>> START GIVEN RECORDS
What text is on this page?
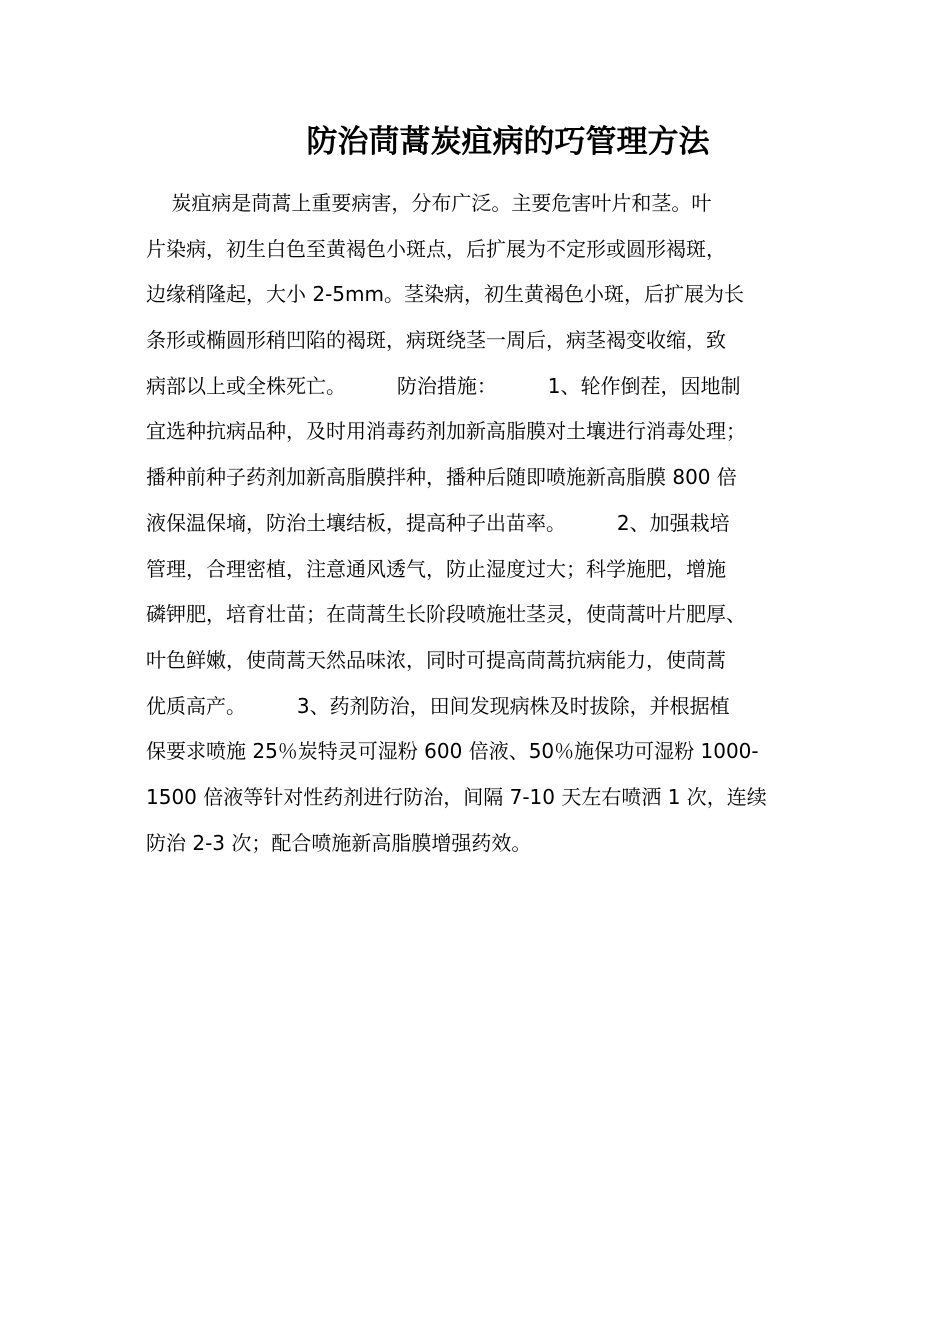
防治茼蒿炭疽病的巧管理方法
炭疽病是茼蒿上重要病害，分布广泛。主要危害叶片和茎。叶
片染病，初生白色至黄褐色小斑点，后扩展为不定形或圆形褐斑，
边缘稍隆起，大小 2-5mm。茎染病，初生黄褐色小斑，后扩展为长
条形或椭圆形稍凹陷的褐斑，病斑绕茎一周后，病茎褐变收缩，致
病部以上或全株死亡。        防治措施：        1、轮作倒茬，因地制
宜选种抗病品种，及时用消毒药剂加新高脂膜对土壤进行消毒处理；
播种前种子药剂加新高脂膜拌种，播种后随即喷施新高脂膜 800 倍
液保温保墒，防治土壤结板，提高种子出苗率。        2、加强栽培
管理，合理密植，注意通风透气，防止湿度过大；科学施肥，增施
磷钾肥，培育壮苗；在茼蒿生长阶段喷施壮茎灵，使茼蒿叶片肥厚、
叶色鲜嫩，使茼蒿天然品味浓，同时可提高茼蒿抗病能力，使茼蒿
优质高产。        3、药剂防治，田间发现病株及时拔除，并根据植
保要求喷施 25％炭特灵可湿粉 600 倍液、50％施保功可湿粉 1000-
1500 倍液等针对性药剂进行防治，间隔 7-10 天左右喷洒 1 次，连续
防治 2-3 次；配合喷施新高脂膜增强药效。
>> END GIVEN RECORDS
WHAT TO PRODUCE:
Write out the records above exactly as they stand, leaving out every picture.

EXERCISE RESULT:
What text is on this page?
防治茼蒿炭疽病的巧管理方法
炭疽病是茼蒿上重要病害，分布广泛。主要危害叶片和茎。叶
片染病，初生白色至黄褐色小斑点，后扩展为不定形或圆形褐斑，
边缘稍隆起，大小 2-5mm。茎染病，初生黄褐色小斑，后扩展为长
条形或椭圆形稍凹陷的褐斑，病斑绕茎一周后，病茎褐变收缩，致
病部以上或全株死亡。        防治措施：        1、轮作倒茬，因地制
宜选种抗病品种，及时用消毒药剂加新高脂膜对土壤进行消毒处理；
播种前种子药剂加新高脂膜拌种，播种后随即喷施新高脂膜 800 倍
液保温保墒，防治土壤结板，提高种子出苗率。        2、加强栽培
管理，合理密植，注意通风透气，防止湿度过大；科学施肥，增施
磷钾肥，培育壮苗；在茼蒿生长阶段喷施壮茎灵，使茼蒿叶片肥厚、
叶色鲜嫩，使茼蒿天然品味浓，同时可提高茼蒿抗病能力，使茼蒿
优质高产。        3、药剂防治，田间发现病株及时拔除，并根据植
保要求喷施 25％炭特灵可湿粉 600 倍液、50％施保功可湿粉 1000-
1500 倍液等针对性药剂进行防治，间隔 7-10 天左右喷洒 1 次，连续
防治 2-3 次；配合喷施新高脂膜增强药效。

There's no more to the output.